Report each line of the data that has "BILSTON" somewhere in it.

__________________________________________________

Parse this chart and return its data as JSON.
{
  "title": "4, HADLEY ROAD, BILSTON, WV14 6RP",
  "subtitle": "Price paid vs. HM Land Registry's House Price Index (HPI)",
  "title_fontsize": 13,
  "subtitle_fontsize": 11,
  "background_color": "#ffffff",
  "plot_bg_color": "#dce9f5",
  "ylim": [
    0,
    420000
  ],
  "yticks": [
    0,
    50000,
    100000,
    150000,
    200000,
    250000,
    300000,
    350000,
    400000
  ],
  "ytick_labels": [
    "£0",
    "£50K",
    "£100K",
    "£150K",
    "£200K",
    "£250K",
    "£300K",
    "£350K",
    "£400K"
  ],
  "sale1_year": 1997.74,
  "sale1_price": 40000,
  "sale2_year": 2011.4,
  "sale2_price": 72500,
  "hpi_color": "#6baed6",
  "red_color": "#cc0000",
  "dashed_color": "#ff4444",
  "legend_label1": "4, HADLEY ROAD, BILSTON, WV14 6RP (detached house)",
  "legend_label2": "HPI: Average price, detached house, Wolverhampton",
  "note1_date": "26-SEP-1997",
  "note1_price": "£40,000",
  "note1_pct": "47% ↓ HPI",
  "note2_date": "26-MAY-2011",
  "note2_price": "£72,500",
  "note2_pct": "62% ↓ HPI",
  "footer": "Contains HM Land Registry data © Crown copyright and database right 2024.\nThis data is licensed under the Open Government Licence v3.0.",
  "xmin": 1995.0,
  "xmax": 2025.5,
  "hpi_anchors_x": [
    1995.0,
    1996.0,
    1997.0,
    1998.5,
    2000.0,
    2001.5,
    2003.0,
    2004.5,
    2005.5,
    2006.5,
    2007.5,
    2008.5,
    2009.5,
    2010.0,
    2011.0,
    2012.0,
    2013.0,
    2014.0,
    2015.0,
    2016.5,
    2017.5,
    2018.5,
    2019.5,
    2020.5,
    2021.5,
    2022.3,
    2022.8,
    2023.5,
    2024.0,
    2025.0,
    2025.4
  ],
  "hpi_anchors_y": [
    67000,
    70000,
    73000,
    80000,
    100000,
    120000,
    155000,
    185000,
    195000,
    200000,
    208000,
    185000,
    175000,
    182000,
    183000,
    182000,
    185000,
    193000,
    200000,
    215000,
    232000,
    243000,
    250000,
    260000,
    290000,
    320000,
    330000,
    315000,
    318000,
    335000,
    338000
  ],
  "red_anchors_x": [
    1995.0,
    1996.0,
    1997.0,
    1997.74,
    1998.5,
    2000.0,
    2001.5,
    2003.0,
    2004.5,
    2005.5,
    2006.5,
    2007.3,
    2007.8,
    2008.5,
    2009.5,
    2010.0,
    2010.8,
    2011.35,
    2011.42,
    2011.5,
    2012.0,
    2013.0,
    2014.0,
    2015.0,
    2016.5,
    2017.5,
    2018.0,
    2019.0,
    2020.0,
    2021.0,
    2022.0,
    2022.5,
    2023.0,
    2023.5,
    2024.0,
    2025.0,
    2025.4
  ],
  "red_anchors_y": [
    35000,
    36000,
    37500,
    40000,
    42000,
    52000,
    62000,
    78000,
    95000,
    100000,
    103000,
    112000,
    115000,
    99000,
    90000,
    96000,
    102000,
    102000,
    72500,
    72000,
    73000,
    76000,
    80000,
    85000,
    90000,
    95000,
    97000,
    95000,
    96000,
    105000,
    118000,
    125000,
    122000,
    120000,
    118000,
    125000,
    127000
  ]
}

__________________________________________________

• _Expected output_:
  "title": "4, HADLEY ROAD, BILSTON, WV14 6RP",
  "legend_label1": "4, HADLEY ROAD, BILSTON, WV14 6RP (detached house)",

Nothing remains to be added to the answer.